(Aim)
Write the data out again, exactly as given.

(Record extracts)
▬▬▬
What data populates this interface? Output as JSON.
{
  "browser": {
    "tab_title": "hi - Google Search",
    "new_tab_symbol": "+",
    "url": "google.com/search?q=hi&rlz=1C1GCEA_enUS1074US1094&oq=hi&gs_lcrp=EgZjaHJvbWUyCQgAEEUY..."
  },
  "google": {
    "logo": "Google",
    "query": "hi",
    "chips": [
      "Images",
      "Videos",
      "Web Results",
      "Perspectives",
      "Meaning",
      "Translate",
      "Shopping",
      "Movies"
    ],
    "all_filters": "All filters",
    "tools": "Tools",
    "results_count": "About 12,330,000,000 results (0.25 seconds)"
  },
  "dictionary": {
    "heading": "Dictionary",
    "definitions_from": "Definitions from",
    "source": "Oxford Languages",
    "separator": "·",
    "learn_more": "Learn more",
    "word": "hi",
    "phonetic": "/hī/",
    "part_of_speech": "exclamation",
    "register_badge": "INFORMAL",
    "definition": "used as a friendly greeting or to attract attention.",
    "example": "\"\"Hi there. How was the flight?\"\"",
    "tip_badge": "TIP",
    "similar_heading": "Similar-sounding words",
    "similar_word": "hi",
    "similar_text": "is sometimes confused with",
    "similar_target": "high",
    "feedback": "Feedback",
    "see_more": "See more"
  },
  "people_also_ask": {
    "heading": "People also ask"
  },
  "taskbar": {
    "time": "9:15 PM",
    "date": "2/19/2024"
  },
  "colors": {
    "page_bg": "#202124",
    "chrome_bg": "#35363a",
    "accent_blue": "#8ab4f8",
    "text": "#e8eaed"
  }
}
▬▬▬
(Exercise output)
What data populates this interface? Output as JSON.
{
  "browser": {
    "tab_title": "hi - Google Search",
    "new_tab_symbol": "+",
    "url": "google.com/search?q=hi&rlz=1C1GCEA_enUS1074US1094&oq=hi&gs_lcrp=EgZjaHJvbWUyCQgAEEUY..."
  },
  "google": {
    "logo": "Google",
    "query": "hi",
    "chips": [
      "Images",
      "Videos",
      "Web Results",
      "Perspectives",
      "Meaning",
      "Translate",
      "Shopping",
      "Movies"
    ],
    "all_filters": "All filters",
    "tools": "Tools",
    "results_count": "About 12,330,000,000 results (0.25 seconds)"
  },
  "dictionary": {
    "heading": "Dictionary",
    "definitions_from": "Definitions from",
    "source": "Oxford Languages",
    "separator": "·",
    "learn_more": "Learn more",
    "word": "hi",
    "phonetic": "/hī/",
    "part_of_speech": "exclamation",
    "register_badge": "INFORMAL",
    "definition": "used as a friendly greeting or to attract attention.",
    "example": "\"\"Hi there. How was the flight?\"\"",
    "tip_badge": "TIP",
    "similar_heading": "Similar-sounding words",
    "similar_word": "hi",
    "similar_text": "is sometimes confused with",
    "similar_target": "high",
    "feedback": "Feedback",
    "see_more": "See more"
  },
  "people_also_ask": {
    "heading": "People also ask"
  },
  "taskbar": {
    "time": "9:15 PM",
    "date": "2/19/2024"
  },
  "colors": {
    "page_bg": "#202124",
    "chrome_bg": "#35363a",
    "accent_blue": "#8ab4f8",
    "text": "#e8eaed"
  }
}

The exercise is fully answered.